[GIVEN PROBLEM]
Show each line that has the string "Curve" in it.

··· THE INPUT ···

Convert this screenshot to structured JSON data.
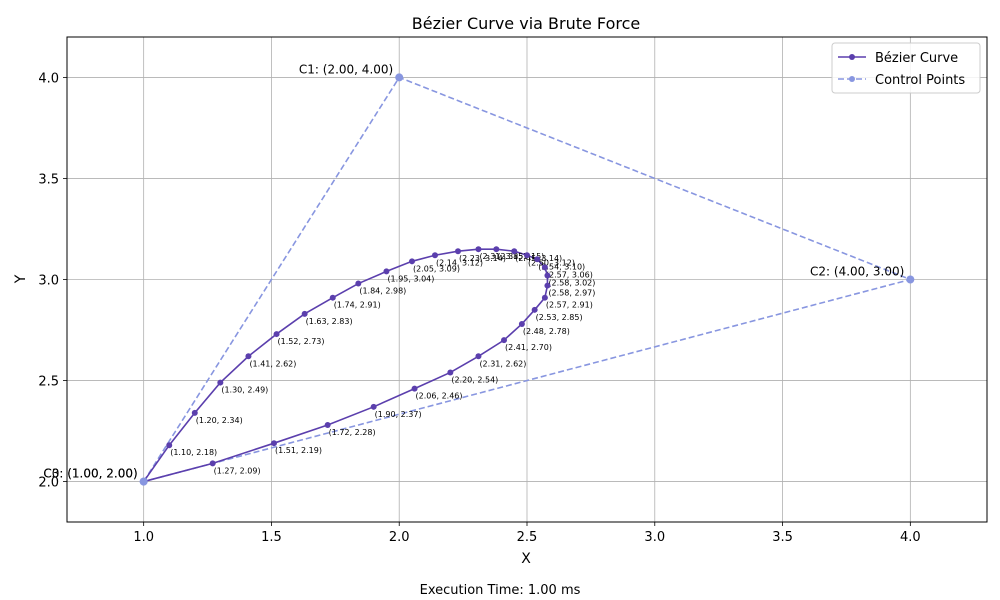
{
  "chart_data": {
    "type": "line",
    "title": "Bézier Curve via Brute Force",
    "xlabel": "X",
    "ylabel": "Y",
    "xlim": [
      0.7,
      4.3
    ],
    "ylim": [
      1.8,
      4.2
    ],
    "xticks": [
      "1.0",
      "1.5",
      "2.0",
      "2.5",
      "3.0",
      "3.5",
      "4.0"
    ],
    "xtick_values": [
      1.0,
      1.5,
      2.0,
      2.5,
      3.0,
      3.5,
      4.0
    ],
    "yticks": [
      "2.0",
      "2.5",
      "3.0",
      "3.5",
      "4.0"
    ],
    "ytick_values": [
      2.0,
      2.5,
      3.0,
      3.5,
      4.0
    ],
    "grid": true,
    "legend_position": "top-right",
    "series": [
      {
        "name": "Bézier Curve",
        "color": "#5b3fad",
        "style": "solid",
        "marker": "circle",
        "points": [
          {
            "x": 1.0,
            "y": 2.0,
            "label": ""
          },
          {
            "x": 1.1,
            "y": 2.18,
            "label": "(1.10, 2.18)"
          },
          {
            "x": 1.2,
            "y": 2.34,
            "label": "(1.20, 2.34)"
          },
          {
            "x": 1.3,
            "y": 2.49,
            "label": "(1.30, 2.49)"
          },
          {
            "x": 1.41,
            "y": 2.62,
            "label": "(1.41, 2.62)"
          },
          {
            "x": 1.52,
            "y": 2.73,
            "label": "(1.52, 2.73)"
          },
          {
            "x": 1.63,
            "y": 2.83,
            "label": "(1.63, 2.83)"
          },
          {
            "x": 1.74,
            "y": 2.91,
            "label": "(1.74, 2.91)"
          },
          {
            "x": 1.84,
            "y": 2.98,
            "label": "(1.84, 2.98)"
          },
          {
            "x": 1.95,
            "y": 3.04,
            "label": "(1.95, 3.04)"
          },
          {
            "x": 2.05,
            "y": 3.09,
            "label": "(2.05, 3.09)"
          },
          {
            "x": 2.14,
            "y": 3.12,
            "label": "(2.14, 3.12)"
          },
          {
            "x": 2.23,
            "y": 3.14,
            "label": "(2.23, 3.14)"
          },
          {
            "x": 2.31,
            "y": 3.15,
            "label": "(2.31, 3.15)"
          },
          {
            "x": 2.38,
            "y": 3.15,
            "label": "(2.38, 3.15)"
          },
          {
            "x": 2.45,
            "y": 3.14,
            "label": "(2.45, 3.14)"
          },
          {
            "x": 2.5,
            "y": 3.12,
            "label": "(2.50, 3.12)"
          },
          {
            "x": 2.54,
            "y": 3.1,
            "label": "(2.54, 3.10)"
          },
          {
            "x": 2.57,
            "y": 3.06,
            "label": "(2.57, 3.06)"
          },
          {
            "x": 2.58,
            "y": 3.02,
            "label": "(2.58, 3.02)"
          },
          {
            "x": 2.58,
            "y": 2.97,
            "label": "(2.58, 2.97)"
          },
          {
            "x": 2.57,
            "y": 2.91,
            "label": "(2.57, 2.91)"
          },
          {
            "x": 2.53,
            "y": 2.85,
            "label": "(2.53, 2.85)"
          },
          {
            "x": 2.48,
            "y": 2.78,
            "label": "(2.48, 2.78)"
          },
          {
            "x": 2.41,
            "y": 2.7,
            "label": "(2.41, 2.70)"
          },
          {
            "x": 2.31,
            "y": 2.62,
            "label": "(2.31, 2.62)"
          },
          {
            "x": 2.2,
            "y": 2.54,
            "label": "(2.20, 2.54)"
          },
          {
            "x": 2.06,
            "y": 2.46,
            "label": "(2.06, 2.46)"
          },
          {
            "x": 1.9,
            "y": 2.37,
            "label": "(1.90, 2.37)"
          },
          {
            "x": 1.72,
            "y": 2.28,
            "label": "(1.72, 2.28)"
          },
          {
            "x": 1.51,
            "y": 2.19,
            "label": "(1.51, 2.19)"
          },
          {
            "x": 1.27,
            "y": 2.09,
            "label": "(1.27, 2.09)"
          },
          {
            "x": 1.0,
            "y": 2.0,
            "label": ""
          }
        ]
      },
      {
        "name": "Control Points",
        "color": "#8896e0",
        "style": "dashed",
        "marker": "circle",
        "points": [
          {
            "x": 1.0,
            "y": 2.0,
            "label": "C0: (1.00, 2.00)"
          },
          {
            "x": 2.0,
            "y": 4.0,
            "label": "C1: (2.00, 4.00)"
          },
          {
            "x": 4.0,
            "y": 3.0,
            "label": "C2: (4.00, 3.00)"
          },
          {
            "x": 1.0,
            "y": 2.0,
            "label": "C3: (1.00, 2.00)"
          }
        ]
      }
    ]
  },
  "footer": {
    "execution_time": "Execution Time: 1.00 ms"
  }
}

···
··· THE INPUT ···

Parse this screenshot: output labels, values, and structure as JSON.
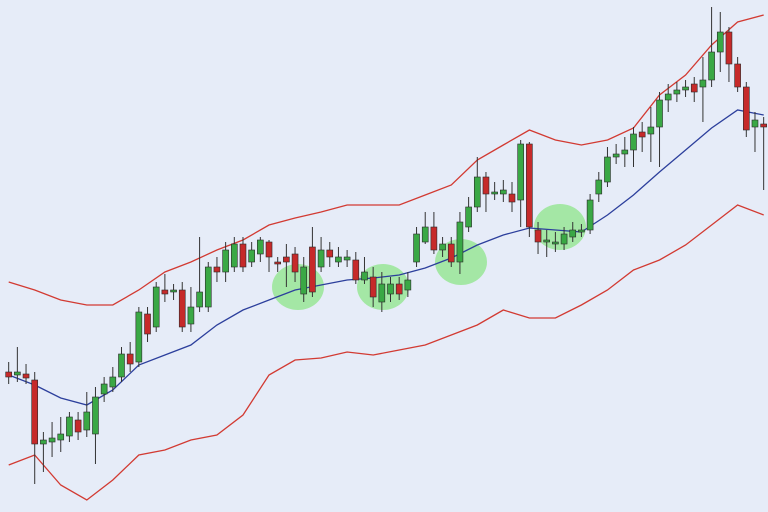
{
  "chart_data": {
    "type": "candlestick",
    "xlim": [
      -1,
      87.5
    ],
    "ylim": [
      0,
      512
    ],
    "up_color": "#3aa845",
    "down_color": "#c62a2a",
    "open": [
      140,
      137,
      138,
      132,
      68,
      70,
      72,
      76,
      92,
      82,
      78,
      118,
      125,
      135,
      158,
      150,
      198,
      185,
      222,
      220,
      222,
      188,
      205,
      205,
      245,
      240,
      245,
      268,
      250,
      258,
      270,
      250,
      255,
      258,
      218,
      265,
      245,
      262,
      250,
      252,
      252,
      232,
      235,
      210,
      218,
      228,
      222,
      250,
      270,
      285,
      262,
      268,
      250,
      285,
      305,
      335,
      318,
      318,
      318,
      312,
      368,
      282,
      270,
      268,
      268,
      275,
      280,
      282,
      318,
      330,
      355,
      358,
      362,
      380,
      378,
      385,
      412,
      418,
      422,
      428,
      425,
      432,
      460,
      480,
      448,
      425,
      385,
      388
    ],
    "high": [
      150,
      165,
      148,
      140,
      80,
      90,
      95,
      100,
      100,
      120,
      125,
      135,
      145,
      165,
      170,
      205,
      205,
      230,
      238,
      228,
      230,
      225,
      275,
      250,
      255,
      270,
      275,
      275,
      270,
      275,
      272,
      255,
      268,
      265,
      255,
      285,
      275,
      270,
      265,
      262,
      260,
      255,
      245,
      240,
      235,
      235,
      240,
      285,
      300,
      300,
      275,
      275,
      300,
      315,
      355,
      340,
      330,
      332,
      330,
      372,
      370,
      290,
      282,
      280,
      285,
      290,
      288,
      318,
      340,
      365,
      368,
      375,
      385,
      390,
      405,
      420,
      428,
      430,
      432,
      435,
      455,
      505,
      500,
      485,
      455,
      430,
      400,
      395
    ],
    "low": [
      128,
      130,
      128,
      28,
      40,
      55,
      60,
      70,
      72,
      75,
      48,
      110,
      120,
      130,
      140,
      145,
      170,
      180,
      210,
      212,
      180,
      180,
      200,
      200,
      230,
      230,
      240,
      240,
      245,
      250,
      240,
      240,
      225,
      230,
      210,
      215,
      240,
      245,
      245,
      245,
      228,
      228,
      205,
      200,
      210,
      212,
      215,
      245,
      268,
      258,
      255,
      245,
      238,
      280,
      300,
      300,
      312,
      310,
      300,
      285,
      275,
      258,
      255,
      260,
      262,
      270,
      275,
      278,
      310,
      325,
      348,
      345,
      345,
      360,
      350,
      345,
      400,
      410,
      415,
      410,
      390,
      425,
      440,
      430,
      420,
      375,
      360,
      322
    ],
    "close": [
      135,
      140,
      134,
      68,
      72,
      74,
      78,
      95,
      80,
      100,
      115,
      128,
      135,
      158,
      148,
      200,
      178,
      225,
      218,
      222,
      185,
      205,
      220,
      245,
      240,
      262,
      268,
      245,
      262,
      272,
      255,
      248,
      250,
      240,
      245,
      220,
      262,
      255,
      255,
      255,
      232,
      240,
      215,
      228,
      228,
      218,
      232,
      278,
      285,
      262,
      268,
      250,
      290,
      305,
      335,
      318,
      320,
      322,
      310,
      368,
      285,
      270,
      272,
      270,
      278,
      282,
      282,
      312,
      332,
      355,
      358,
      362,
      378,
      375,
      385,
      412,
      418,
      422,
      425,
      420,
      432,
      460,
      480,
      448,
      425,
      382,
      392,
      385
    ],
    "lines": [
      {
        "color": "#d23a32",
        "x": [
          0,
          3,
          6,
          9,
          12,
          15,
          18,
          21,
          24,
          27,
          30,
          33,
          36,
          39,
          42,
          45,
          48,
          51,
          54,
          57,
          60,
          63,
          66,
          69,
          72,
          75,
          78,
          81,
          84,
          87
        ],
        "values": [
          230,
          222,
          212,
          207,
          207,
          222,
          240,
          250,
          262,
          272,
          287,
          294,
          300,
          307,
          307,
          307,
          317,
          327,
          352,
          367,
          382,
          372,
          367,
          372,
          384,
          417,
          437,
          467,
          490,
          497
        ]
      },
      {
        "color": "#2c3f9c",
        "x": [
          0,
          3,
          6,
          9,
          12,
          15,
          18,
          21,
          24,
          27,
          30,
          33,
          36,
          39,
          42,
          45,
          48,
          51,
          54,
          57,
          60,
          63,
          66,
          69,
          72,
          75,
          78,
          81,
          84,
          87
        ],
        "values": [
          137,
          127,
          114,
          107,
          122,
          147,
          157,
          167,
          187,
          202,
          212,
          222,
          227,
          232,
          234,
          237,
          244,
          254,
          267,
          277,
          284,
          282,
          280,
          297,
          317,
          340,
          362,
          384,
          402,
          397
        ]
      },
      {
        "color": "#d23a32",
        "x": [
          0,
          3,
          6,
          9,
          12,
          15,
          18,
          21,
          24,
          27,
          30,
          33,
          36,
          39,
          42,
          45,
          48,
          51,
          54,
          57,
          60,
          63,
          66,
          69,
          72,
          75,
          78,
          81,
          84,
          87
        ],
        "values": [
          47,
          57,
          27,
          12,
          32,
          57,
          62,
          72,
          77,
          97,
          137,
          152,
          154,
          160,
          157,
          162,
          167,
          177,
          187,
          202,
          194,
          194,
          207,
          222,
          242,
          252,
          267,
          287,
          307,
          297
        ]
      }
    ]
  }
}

···

[WRITTEN ANSWER]
    "title": "Bézier Curve via Brute Force",
        "name": "Bézier Curve",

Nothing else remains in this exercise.